[Exercise requirements] Copy out each line that mentions the word "text".

· · · ·

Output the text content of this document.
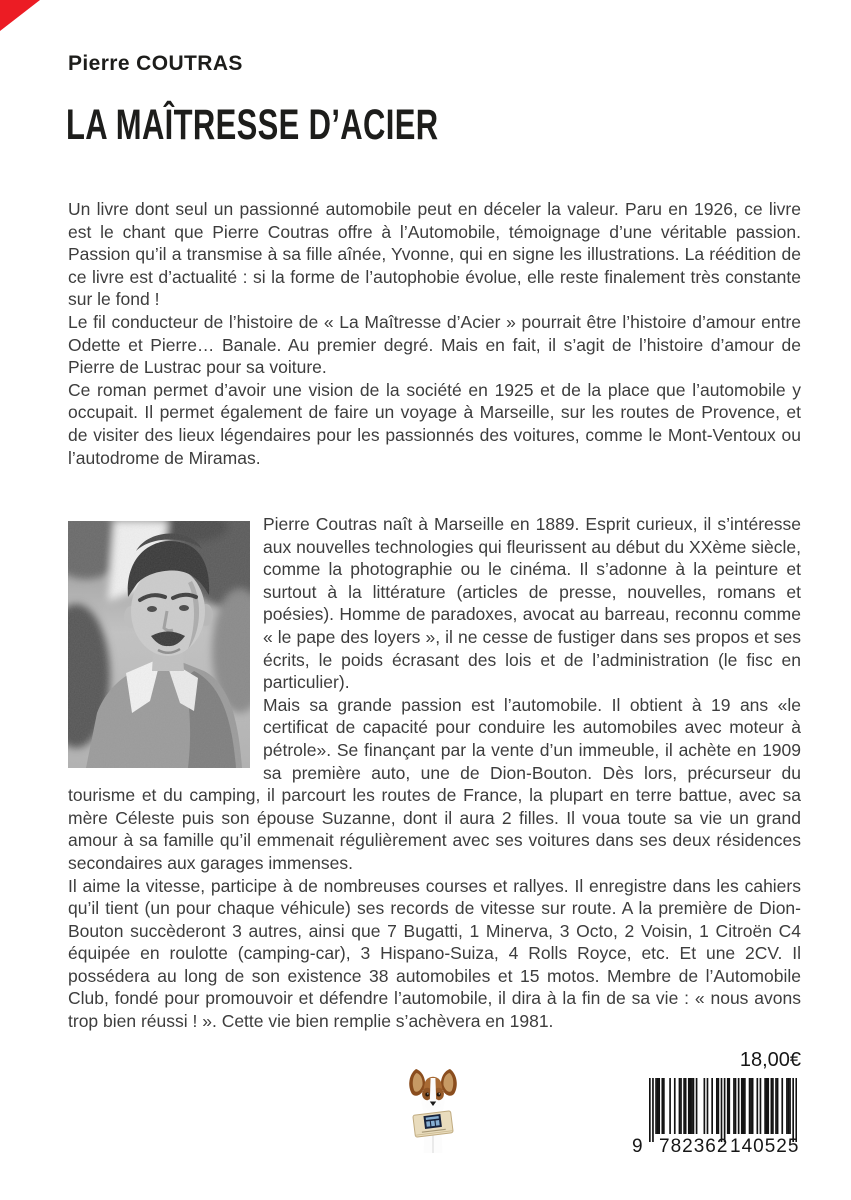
Pierre COUTRAS
LA MAÎTRESSE D’ACIER

Un livre dont seul un passionné automobile peut en déceler la valeur. Paru en 1926, ce livre est le chant que Pierre Coutras offre à l’Automobile, témoignage d’une véritable passion. Passion qu’il a transmise à sa fille aînée, Yvonne, qui en signe les illustrations. La réédition de ce livre est d’actualité : si la forme de l’autophobie évolue, elle reste finalement très constante sur le fond !

Le fil conducteur de l’histoire de « La Maîtresse d’Acier » pourrait être l’histoire d’amour entre Odette et Pierre… Banale. Au premier degré. Mais en fait, il s’agit de l’histoire d’amour de Pierre de Lustrac pour sa voiture.

Ce roman permet d’avoir une vision de la société en 1925 et de la place que l’automobile y occupait. Il permet également de faire un voyage à Marseille, sur les routes de Provence, et de visiter des lieux légendaires pour les passionnés des voitures, comme le Mont-Ventoux ou l’autodrome de Miramas.

Pierre Coutras naît à Marseille en 1889. Esprit curieux, il s’intéresse aux nouvelles technologies qui fleurissent au début du XXème siècle, comme la photographie ou le cinéma. Il s’adonne à la peinture et surtout à la littérature (articles de presse, nouvelles, romans et poésies). Homme de paradoxes, avocat au barreau, reconnu comme « le pape des loyers », il ne cesse de fustiger dans ses propos et ses écrits, le poids écrasant des lois et de l’administration (le fisc en particulier).

Mais sa grande passion est l’automobile. Il obtient à 19 ans «le certificat de capacité pour conduire les automobiles avec moteur à pétrole». Se finançant par la vente d’un immeuble, il achète en 1909 sa première auto, une de Dion-Bouton. Dès lors, précurseur du tourisme et du camping, il parcourt les routes de France, la plupart en terre battue, avec sa mère Céleste puis son épouse Suzanne, dont il aura 2 filles. Il voua toute sa vie un grand amour à sa famille qu’il emmenait régulièrement avec ses voitures dans ses deux résidences secondaires aux garages immenses.

Il aime la vitesse, participe à de nombreuses courses et rallyes. Il enregistre dans les cahiers qu’il tient (un pour chaque véhicule) ses records de vitesse sur route. A la première de Dion-Bouton succèderont 3 autres, ainsi que 7 Bugatti, 1 Minerva, 3 Octo, 2 Voisin, 1 Citroën C4 équipée en roulotte (camping-car), 3 Hispano-Suiza, 4 Rolls Royce, etc. Et une 2CV. Il possédera au long de son existence 38 automobiles et 15 motos. Membre de l’Automobile Club, fondé pour promouvoir et défendre l’automobile, il dira à la fin de sa vie : « nous avons trop bien réussi ! ». Cette vie bien remplie s’achèvera en 1981.

18,00€
9 782362 140525
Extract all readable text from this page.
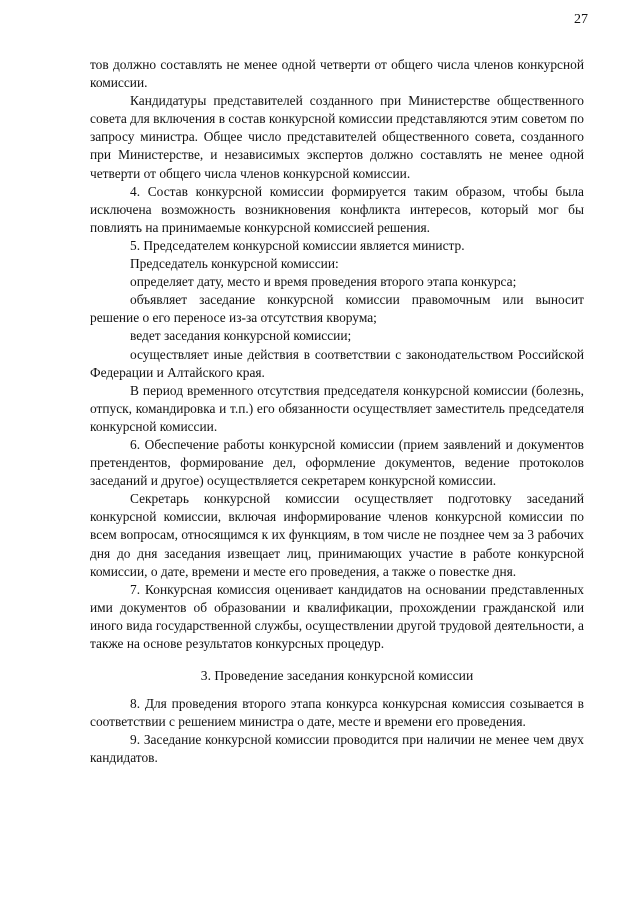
27

тов должно составлять не менее одной четверти от общего числа членов конкурсной комиссии.

Кандидатуры представителей созданного при Министерстве общественного совета для включения в состав конкурсной комиссии представляются этим советом по запросу министра. Общее число представителей общественного совета, созданного при Министерстве, и независимых экспертов должно составлять не менее одной четверти от общего числа членов конкурсной комиссии.

4. Состав конкурсной комиссии формируется таким образом, чтобы была исключена возможность возникновения конфликта интересов, который мог бы повлиять на принимаемые конкурсной комиссией решения.

5. Председателем конкурсной комиссии является министр.

Председатель конкурсной комиссии:

определяет дату, место и время проведения второго этапа конкурса;

объявляет заседание конкурсной комиссии правомочным или выносит решение о его переносе из-за отсутствия кворума;

ведет заседания конкурсной комиссии;

осуществляет иные действия в соответствии с законодательством Российской Федерации и Алтайского края.

В период временного отсутствия председателя конкурсной комиссии (болезнь, отпуск, командировка и т.п.) его обязанности осуществляет заместитель председателя конкурсной комиссии.

6. Обеспечение работы конкурсной комиссии (прием заявлений и документов претендентов, формирование дел, оформление документов, ведение протоколов заседаний и другое) осуществляется секретарем конкурсной комиссии.

Секретарь конкурсной комиссии осуществляет подготовку заседаний конкурсной комиссии, включая информирование членов конкурсной комиссии по всем вопросам, относящимся к их функциям, в том числе не позднее чем за 3 рабочих дня до дня заседания извещает лиц, принимающих участие в работе конкурсной комиссии, о дате, времени и месте его проведения, а также о повестке дня.

7. Конкурсная комиссия оценивает кандидатов на основании представленных ими документов об образовании и квалификации, прохождении гражданской или иного вида государственной службы, осуществлении другой трудовой деятельности, а также на основе результатов конкурсных процедур.

3. Проведение заседания конкурсной комиссии

8. Для проведения второго этапа конкурса конкурсная комиссия созывается в соответствии с решением министра о дате, месте и времени его проведения.

9. Заседание конкурсной комиссии проводится при наличии не менее чем двух кандидатов.
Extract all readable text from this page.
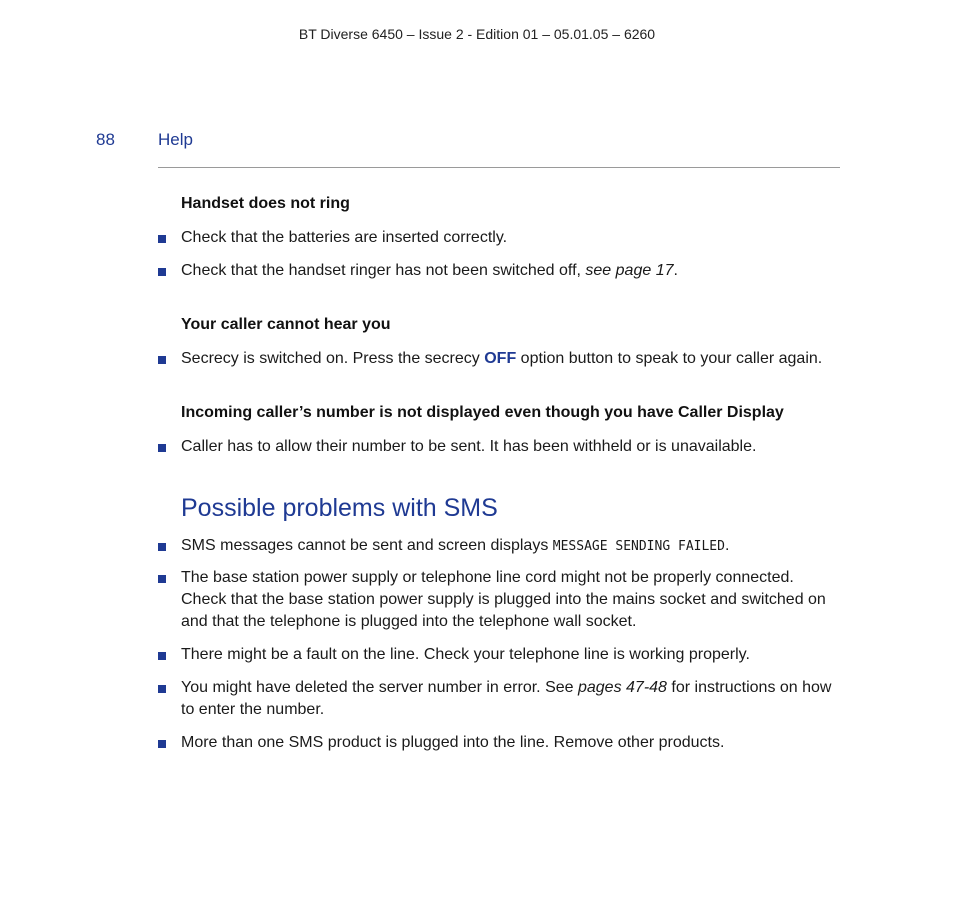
BT Diverse 6450 – Issue 2 - Edition 01 – 05.01.05 – 6260
88	Help
Handset does not ring
Check that the batteries are inserted correctly.
Check that the handset ringer has not been switched off, see page 17.
Your caller cannot hear you
Secrecy is switched on. Press the secrecy OFF option button to speak to your caller again.
Incoming caller’s number is not displayed even though you have Caller Display
Caller has to allow their number to be sent. It has been withheld or is unavailable.
Possible problems with SMS
SMS messages cannot be sent and screen displays MESSAGE SENDING FAILED.
The base station power supply or telephone line cord might not be properly connected. Check that the base station power supply is plugged into the mains socket and switched on and that the telephone is plugged into the telephone wall socket.
There might be a fault on the line. Check your telephone line is working properly.
You might have deleted the server number in error. See pages 47-48 for instructions on how to enter the number.
More than one SMS product is plugged into the line. Remove other products.
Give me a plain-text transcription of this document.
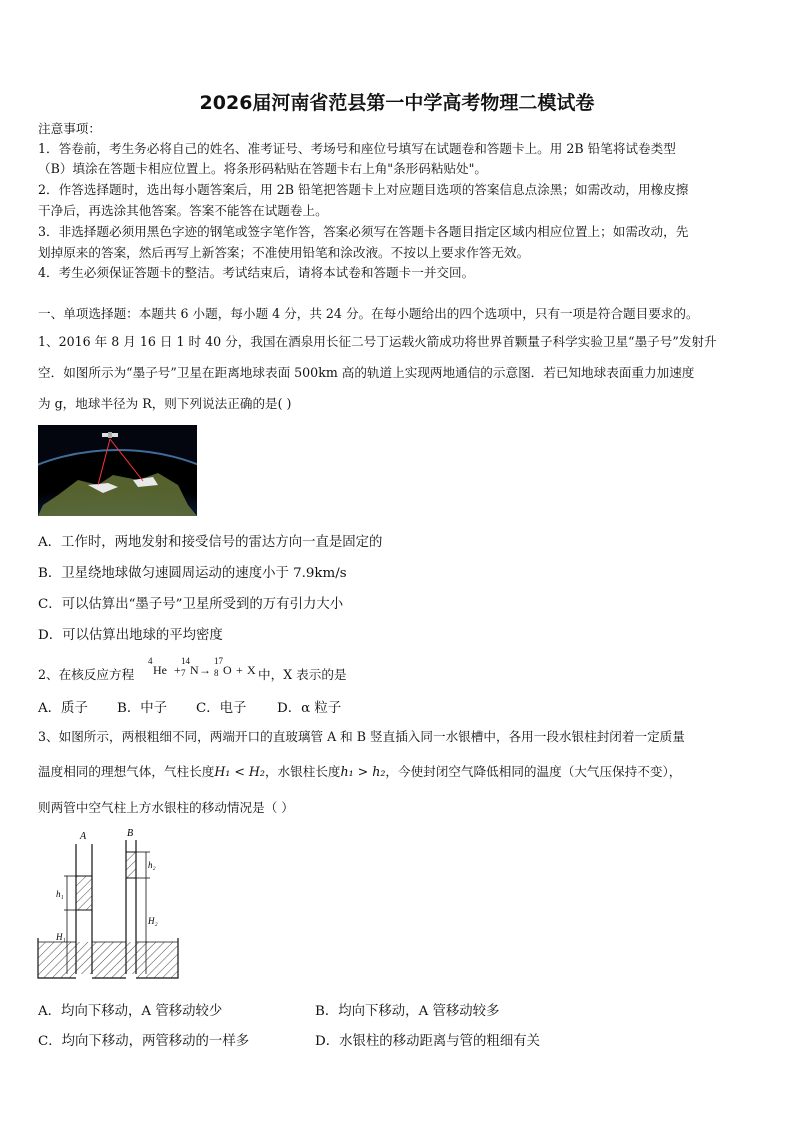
2026届河南省范县第一中学高考物理二模试卷
注意事项：
1．答卷前，考生务必将自己的姓名、准考证号、考场号和座位号填写在试题卷和答题卡上。用 2B 铅笔将试卷类型
（B）填涂在答题卡相应位置上。将条形码粘贴在答题卡右上角"条形码粘贴处"。
2．作答选择题时，选出每小题答案后，用 2B 铅笔把答题卡上对应题目选项的答案信息点涂黑；如需改动，用橡皮擦
干净后，再选涂其他答案。答案不能答在试题卷上。
3．非选择题必须用黑色字迹的钢笔或签字笔作答，答案必须写在答题卡各题目指定区域内相应位置上；如需改动，先
划掉原来的答案，然后再写上新答案；不准使用铅笔和涂改液。不按以上要求作答无效。
4．考生必须保证答题卡的整洁。考试结束后，请将本试卷和答题卡一并交回。
一、单项选择题：本题共 6 小题，每小题 4 分，共 24 分。在每小题给出的四个选项中，只有一项是符合题目要求的。
1、2016 年 8 月 16 日 1 时 40 分，我国在酒泉用长征二号丁运载火箭成功将世界首颗量子科学实验卫星“墨子号”发射升
空．如图所示为“墨子号”卫星在距离地球表面 500km 高的轨道上实现两地通信的示意图．若已知地球表面重力加速度
为 g，地球半径为 R，则下列说法正确的是( )
A．工作时，两地发射和接受信号的雷达方向一直是固定的
B．卫星绕地球做匀速圆周运动的速度小于 7.9km/s
C．可以估算出“墨子号”卫星所受到的万有引力大小
D．可以估算出地球的平均密度
2、在核反应方程
4
He +
14
7 N →
17
8 O + X 中，X 表示的是
A．质子 B．中子 C．电子 D．α 粒子
3、如图所示，两根粗细不同，两端开口的直玻璃管 A 和 B 竖直插入同一水银槽中，各用一段水银柱封闭着一定质量
温度相同的理想气体，气柱长度H₁ < H₂，水银柱长度h₁ > h₂，今使封闭空气降低相同的温度（大气压保持不变），
则两管中空气柱上方水银柱的移动情况是（ ）
A	B
h₁
h₂
H₁
H₂
A．均向下移动，A 管移动较少	B．均向下移动，A 管移动较多
C．均向下移动，两管移动的一样多	D．水银柱的移动距离与管的粗细有关
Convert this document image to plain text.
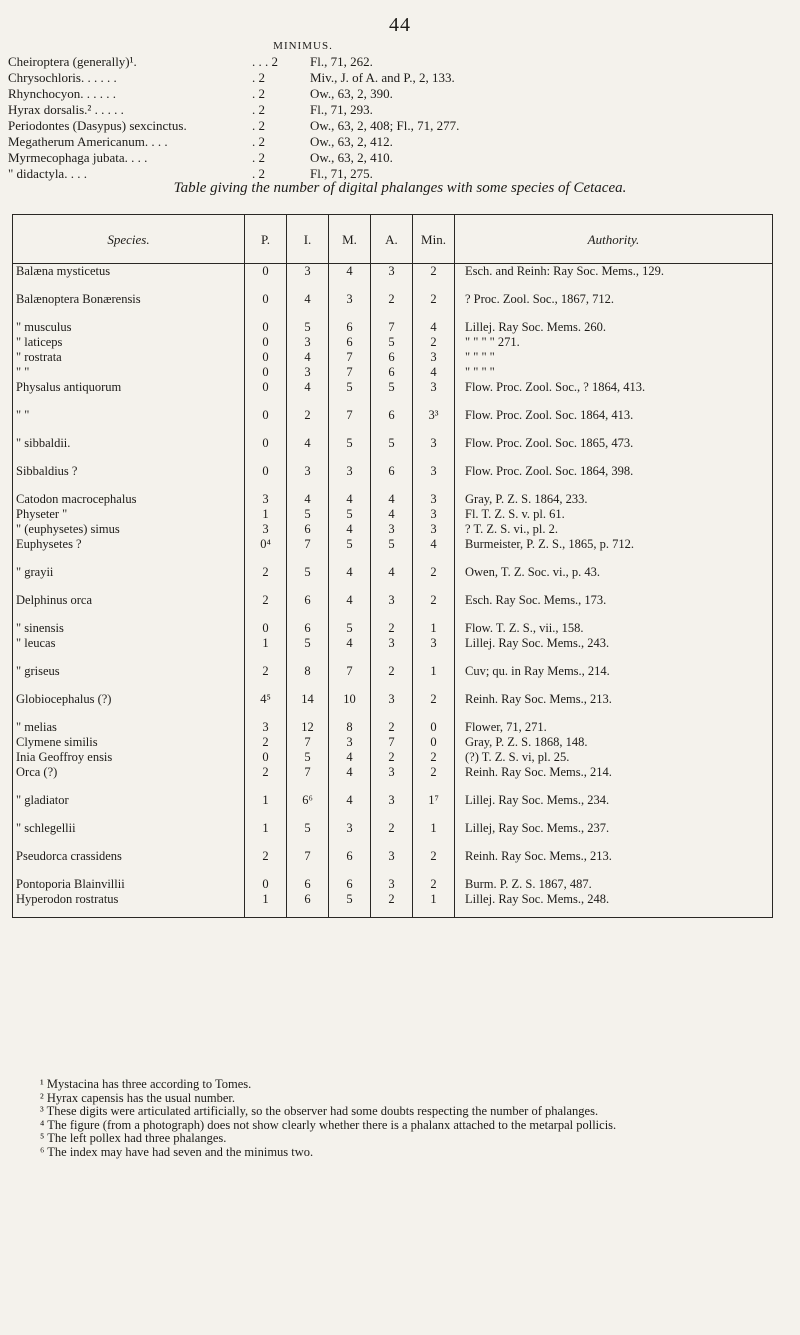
44
MINIMUS.
Cheiroptera (generally)¹.	. . . 2 Fl., 71, 262.
Chrysochloris. . . . . .	. 2	Miv., J. of A. and P., 2, 133.
Rhynchocyon. . . . . .	. 2	Ow., 63, 2, 390.
Hyrax dorsalis.² . . . . .	. 2	Fl., 71, 293.
Periodontes (Dasypus) sexcinctus.	. 2	Ow., 63, 2, 408; Fl., 71, 277.
Megatherum Americanum. . . .	. 2	Ow., 63, 2, 412.
Myrmecophaga jubata. . . .	. 2	Ow., 63, 2, 410.
" didactyla. . . .	. 2	Fl., 71, 275.
Table giving the number of digital phalanges with some species of Cetacea.
Species.	P.	I.	M.	A.	Min.	Authority.
Balæna mysticetus	0	3	4	3	2	Esch. and Reinh: Ray Soc. Mems., 129.
Balænoptera Bonærensis	0	4	3	2	2	? Proc. Zool. Soc., 1867, 712.
" musculus	0	5	6	7	4	Lillej. Ray Soc. Mems. 260.
" laticeps	0	3	6	5	2	" " " " 271.
" rostrata	0	4	7	6	3	" " " "
" "	0	3	7	6	4	" " " "
Physalus antiquorum	0	4	5	5	3	Flow. Proc. Zool. Soc., ? 1864, 413.
" "	0	2	7	6	3³	Flow. Proc. Zool. Soc. 1864, 413.
" sibbaldii.	0	4	5	5	3	Flow. Proc. Zool. Soc. 1865, 473.
Sibbaldius ?	0	3	3	6	3	Flow. Proc. Zool. Soc. 1864, 398.
Catodon macrocephalus	3	4	4	4	3	Gray, P. Z. S. 1864, 233.
Physeter "	1	5	5	4	3	Fl. T. Z. S. v. pl. 61.
" (euphysetes) simus	3	6	4	3	3	? T. Z. S. vi., pl. 2.
Euphysetes ?	0⁴	7	5	5	4	Burmeister, P. Z. S., 1865, p. 712.
" grayii	2	5	4	4	2	Owen, T. Z. Soc. vi., p. 43.
Delphinus orca	2	6	4	3	2	Esch. Ray Soc. Mems., 173.
" sinensis	0	6	5	2	1	Flow. T. Z. S., vii., 158.
" leucas	1	5	4	3	3	Lillej. Ray Soc. Mems., 243.
" griseus	2	8	7	2	1	Cuv; qu. in Ray Mems., 214.
Globiocephalus (?)	4⁵	14	10	3	2	Reinh. Ray Soc. Mems., 213.
" melias	3	12	8	2	0	Flower, 71, 271.
Clymene similis	2	7	3	7	0	Gray, P. Z. S. 1868, 148.
Inia Geoffroy ensis	0	5	4	2	2	(?) T. Z. S. vi, pl. 25.
Orca (?)	2	7	4	3	2	Reinh. Ray Soc. Mems., 214.
" gladiator	1	6⁶	4	3	1⁷	Lillej. Ray Soc. Mems., 234.
" schlegellii	1	5	3	2	1	Lillej, Ray Soc. Mems., 237.
Pseudorca crassidens	2	7	6	3	2	Reinh. Ray Soc. Mems., 213.
Pontoporia Blainvillii	0	6	6	3	2	Burm. P. Z. S. 1867, 487.
Hyperodon rostratus	1	6	5	2	1	Lillej. Ray Soc. Mems., 248.

¹ Mystacina has three according to Tomes.

² Hyrax capensis has the usual number.

³ These digits were articulated artificially, so the observer had some doubts respecting the number of phalanges.

⁴ The figure (from a photograph) does not show clearly whether there is a phalanx attached to the metarpal pollicis.

⁵ The left pollex had three phalanges.

⁶ The index may have had seven and the minimus two.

· · · ·

[Exercise result]
Output the text content of this document.
Extract all readable text from this page.
Extract all readable text from this page.
Give me a plain-text transcription of this document.
Convert this document image to plain text.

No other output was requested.